Items from a data source:
----

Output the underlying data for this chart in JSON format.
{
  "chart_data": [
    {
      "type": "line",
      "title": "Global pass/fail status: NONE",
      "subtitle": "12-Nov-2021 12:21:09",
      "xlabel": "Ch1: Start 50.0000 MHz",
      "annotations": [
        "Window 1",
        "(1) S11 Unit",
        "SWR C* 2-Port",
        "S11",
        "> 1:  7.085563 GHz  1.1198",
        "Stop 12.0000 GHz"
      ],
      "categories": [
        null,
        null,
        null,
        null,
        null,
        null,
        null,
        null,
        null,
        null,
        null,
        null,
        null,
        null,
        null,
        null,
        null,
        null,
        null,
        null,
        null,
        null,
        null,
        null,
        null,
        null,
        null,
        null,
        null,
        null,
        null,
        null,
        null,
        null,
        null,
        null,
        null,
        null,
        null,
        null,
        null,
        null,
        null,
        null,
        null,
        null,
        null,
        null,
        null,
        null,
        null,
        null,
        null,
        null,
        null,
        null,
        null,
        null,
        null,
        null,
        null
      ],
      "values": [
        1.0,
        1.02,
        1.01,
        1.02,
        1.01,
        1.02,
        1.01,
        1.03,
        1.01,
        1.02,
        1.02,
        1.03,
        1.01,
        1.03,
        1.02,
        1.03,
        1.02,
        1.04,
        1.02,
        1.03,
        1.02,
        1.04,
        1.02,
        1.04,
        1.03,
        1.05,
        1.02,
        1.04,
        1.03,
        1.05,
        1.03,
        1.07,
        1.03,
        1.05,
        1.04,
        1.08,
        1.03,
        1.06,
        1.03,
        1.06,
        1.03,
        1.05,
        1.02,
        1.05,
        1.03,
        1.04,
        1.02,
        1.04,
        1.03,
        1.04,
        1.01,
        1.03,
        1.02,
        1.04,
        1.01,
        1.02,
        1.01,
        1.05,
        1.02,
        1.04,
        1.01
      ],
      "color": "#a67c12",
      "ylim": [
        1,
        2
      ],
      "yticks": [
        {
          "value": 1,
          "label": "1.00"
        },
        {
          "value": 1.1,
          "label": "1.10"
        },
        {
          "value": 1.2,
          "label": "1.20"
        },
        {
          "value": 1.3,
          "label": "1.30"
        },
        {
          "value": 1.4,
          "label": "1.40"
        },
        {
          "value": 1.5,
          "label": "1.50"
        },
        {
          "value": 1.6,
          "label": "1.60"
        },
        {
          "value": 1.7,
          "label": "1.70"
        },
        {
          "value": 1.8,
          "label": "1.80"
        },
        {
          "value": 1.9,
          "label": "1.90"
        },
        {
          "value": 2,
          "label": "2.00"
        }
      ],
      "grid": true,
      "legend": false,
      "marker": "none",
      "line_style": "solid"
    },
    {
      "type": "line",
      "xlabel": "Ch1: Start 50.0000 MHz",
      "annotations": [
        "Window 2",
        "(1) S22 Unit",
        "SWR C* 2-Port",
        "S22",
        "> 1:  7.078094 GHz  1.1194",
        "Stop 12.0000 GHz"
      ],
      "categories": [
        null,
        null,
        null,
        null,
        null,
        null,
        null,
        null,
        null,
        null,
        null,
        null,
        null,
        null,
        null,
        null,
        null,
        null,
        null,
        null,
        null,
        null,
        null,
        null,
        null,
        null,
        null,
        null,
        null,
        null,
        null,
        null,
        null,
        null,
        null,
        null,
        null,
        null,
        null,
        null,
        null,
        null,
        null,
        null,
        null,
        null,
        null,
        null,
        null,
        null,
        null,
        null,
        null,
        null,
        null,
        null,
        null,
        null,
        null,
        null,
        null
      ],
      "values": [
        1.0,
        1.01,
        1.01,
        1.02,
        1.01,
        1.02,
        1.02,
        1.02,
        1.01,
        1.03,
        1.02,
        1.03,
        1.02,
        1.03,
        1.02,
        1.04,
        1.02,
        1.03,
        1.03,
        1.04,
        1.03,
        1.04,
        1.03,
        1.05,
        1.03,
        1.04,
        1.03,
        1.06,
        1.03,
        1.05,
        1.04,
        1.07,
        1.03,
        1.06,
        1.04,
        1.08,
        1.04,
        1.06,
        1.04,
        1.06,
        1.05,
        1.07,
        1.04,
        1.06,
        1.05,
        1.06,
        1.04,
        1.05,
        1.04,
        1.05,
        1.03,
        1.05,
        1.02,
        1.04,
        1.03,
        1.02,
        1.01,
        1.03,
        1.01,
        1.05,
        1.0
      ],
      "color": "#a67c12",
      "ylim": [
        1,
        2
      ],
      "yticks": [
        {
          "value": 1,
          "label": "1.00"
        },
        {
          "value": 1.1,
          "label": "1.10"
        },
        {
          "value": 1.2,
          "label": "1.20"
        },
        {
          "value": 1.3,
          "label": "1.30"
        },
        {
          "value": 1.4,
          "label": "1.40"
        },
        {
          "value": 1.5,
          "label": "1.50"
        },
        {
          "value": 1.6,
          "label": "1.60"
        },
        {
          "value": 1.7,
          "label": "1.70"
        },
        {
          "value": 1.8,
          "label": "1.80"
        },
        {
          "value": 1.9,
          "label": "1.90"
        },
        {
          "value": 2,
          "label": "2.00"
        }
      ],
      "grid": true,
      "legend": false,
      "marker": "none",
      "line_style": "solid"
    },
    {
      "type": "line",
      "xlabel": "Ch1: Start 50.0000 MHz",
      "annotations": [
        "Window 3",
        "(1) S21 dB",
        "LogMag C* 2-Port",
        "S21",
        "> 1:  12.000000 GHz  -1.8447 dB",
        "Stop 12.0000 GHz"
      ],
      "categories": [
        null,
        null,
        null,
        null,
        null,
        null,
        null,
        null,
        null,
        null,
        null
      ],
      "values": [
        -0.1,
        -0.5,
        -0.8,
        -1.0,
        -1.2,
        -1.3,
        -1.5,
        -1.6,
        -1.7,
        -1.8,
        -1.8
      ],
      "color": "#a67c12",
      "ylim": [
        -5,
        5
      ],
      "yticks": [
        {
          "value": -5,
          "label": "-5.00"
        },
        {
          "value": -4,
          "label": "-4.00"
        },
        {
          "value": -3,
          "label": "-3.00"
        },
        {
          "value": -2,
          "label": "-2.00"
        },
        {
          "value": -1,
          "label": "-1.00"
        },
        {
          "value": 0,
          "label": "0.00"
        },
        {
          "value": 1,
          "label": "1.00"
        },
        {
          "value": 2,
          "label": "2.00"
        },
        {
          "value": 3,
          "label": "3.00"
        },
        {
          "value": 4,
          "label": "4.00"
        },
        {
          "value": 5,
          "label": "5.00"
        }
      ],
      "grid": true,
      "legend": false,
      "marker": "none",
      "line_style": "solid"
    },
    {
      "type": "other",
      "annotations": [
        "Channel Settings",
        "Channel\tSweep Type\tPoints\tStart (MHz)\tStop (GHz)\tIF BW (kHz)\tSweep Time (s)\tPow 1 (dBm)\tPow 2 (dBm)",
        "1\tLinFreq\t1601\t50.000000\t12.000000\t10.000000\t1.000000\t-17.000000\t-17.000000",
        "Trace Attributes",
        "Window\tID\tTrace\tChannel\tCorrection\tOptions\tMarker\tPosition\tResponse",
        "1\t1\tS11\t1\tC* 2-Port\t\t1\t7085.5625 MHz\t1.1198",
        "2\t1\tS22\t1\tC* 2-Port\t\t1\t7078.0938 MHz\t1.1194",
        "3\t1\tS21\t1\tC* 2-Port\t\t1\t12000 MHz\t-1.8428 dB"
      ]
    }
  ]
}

----

** OBJECTIVE **
Lines holding the word "Port" in the entries above are the ones to pull out. Copy them all.

** OUTPUT FOR THIS EXERCISE **
        "SWR C* 2-Port",
        "SWR C* 2-Port",
        "LogMag C* 2-Port",
        "1\t1\tS11\t1\tC* 2-Port\t\t1\t7085.5625 MHz\t1.1198",
        "2\t1\tS22\t1\tC* 2-Port\t\t1\t7078.0938 MHz\t1.1194",
        "3\t1\tS21\t1\tC* 2-Port\t\t1\t12000 MHz\t-1.8428 dB"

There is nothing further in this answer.